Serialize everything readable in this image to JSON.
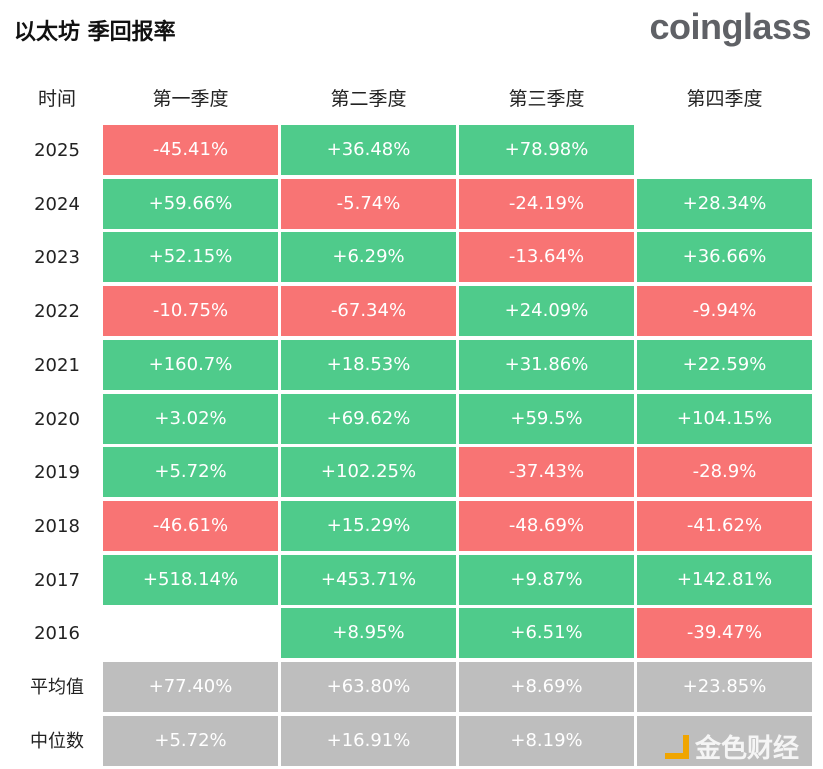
{
  "title": "以太坊 季回报率",
  "logo": "coinglass",
  "watermark": "金色财经",
  "chart_data": {
    "type": "table",
    "title": "以太坊 季回报率",
    "row_header": "时间",
    "columns": [
      "第一季度",
      "第二季度",
      "第三季度",
      "第四季度"
    ],
    "rows": [
      {
        "label": "2025",
        "values": [
          "-45.41%",
          "+36.48%",
          "+78.98%",
          ""
        ]
      },
      {
        "label": "2024",
        "values": [
          "+59.66%",
          "-5.74%",
          "-24.19%",
          "+28.34%"
        ]
      },
      {
        "label": "2023",
        "values": [
          "+52.15%",
          "+6.29%",
          "-13.64%",
          "+36.66%"
        ]
      },
      {
        "label": "2022",
        "values": [
          "-10.75%",
          "-67.34%",
          "+24.09%",
          "-9.94%"
        ]
      },
      {
        "label": "2021",
        "values": [
          "+160.7%",
          "+18.53%",
          "+31.86%",
          "+22.59%"
        ]
      },
      {
        "label": "2020",
        "values": [
          "+3.02%",
          "+69.62%",
          "+59.5%",
          "+104.15%"
        ]
      },
      {
        "label": "2019",
        "values": [
          "+5.72%",
          "+102.25%",
          "-37.43%",
          "-28.9%"
        ]
      },
      {
        "label": "2018",
        "values": [
          "-46.61%",
          "+15.29%",
          "-48.69%",
          "-41.62%"
        ]
      },
      {
        "label": "2017",
        "values": [
          "+518.14%",
          "+453.71%",
          "+9.87%",
          "+142.81%"
        ]
      },
      {
        "label": "2016",
        "values": [
          "",
          "+8.95%",
          "+6.51%",
          "-39.47%"
        ]
      },
      {
        "label": "平均值",
        "values": [
          "+77.40%",
          "+63.80%",
          "+8.69%",
          "+23.85%"
        ],
        "summary": true
      },
      {
        "label": "中位数",
        "values": [
          "+5.72%",
          "+16.91%",
          "+8.19%",
          ""
        ],
        "summary": true
      }
    ],
    "colors": {
      "positive": "#4fcb8b",
      "negative": "#f87474",
      "summary": "#bebebe"
    }
  }
}
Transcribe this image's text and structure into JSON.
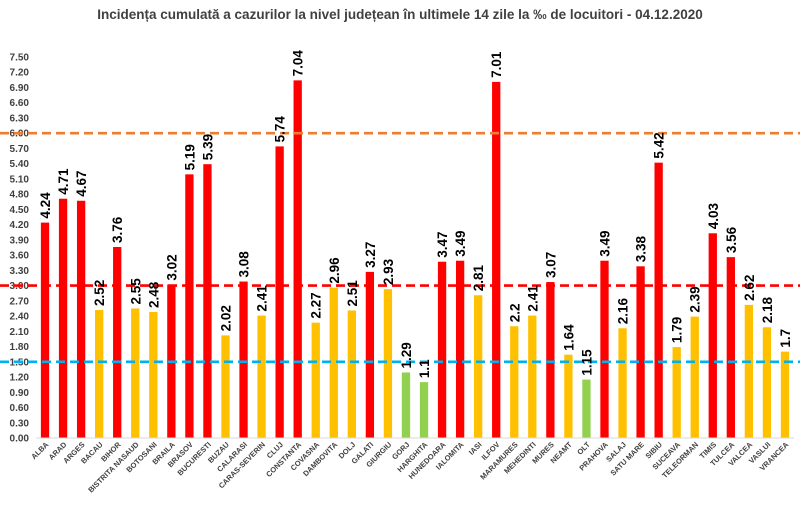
{
  "chart_data": {
    "type": "bar",
    "title": "Incidența cumulată a cazurilor la nivel județean în ultimele 14 zile la ‰ de locuitori - 04.12.2020",
    "categories": [
      "ALBA",
      "ARAD",
      "ARGES",
      "BACAU",
      "BIHOR",
      "BISTRITA NASAUD",
      "BOTOSANI",
      "BRAILA",
      "BRASOV",
      "BUCURESTI",
      "BUZAU",
      "CALARASI",
      "CARAS-SEVERIN",
      "CLUJ",
      "CONSTANTA",
      "COVASNA",
      "DAMBOVITA",
      "DOLJ",
      "GALATI",
      "GIURGIU",
      "GORJ",
      "HARGHITA",
      "HUNEDOARA",
      "IALOMITA",
      "IASI",
      "ILFOV",
      "MARAMURES",
      "MEHEDINTI",
      "MURES",
      "NEAMT",
      "OLT",
      "PRAHOVA",
      "SALAJ",
      "SATU MARE",
      "SIBIU",
      "SUCEAVA",
      "TELEORMAN",
      "TIMIS",
      "TULCEA",
      "VALCEA",
      "VASLUI",
      "VRANCEA"
    ],
    "values": [
      4.24,
      4.71,
      4.67,
      2.52,
      3.76,
      2.55,
      2.48,
      3.02,
      5.19,
      5.39,
      2.02,
      3.08,
      2.41,
      5.74,
      7.04,
      2.27,
      2.96,
      2.51,
      3.27,
      2.93,
      1.29,
      1.1,
      3.47,
      3.49,
      2.81,
      7.01,
      2.2,
      2.41,
      3.07,
      1.64,
      1.15,
      3.49,
      2.16,
      3.38,
      5.42,
      1.79,
      2.39,
      4.03,
      3.56,
      2.62,
      2.18,
      1.7
    ],
    "value_labels": [
      "4.24",
      "4.71",
      "4.67",
      "2.52",
      "3.76",
      "2.55",
      "2.48",
      "3.02",
      "5.19",
      "5.39",
      "2.02",
      "3.08",
      "2.41",
      "5.74",
      "7.04",
      "2.27",
      "2.96",
      "2.51",
      "3.27",
      "2.93",
      "1.29",
      "1.1",
      "3.47",
      "3.49",
      "2.81",
      "7.01",
      "2.2",
      "2.41",
      "3.07",
      "1.64",
      "1.15",
      "3.49",
      "2.16",
      "3.38",
      "5.42",
      "1.79",
      "2.39",
      "4.03",
      "3.56",
      "2.62",
      "2.18",
      "1.7"
    ],
    "ylim": [
      0,
      7.5
    ],
    "ytick_step": 0.3,
    "reference_lines": [
      {
        "value": 6.0,
        "color": "#ED7D31",
        "style": "dashed"
      },
      {
        "value": 3.0,
        "color": "#FF0000",
        "style": "dashed"
      },
      {
        "value": 1.5,
        "color": "#00B0F0",
        "style": "dashed"
      }
    ],
    "color_thresholds": {
      "high": 3.0,
      "low": 1.5
    },
    "colors": {
      "high": "#FF0000",
      "mid": "#FFC000",
      "low": "#92D050"
    },
    "grid": false,
    "legend": "none"
  }
}
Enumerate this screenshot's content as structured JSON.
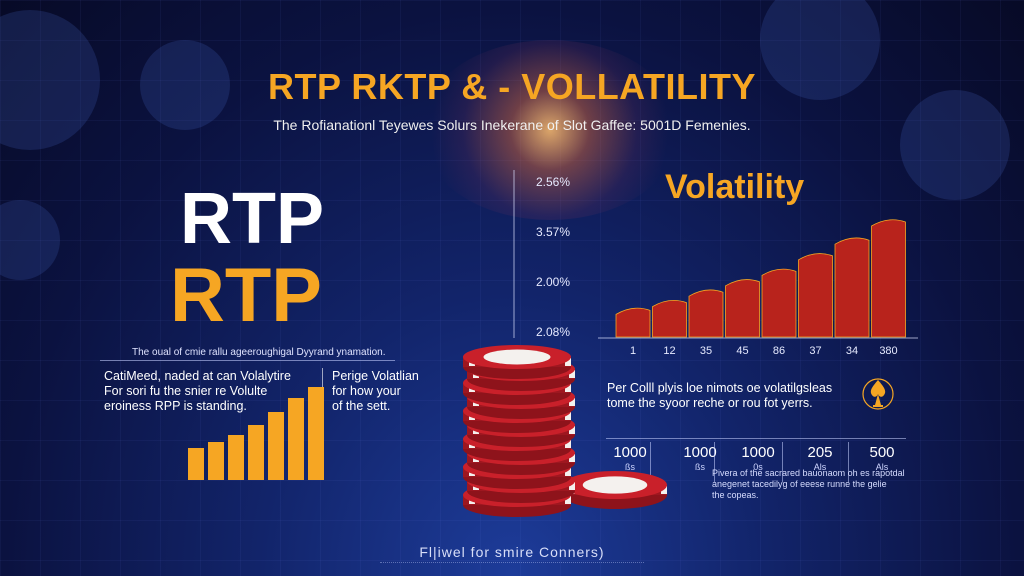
----------
Give only the number of lines in the data that hold the word "JSON".

3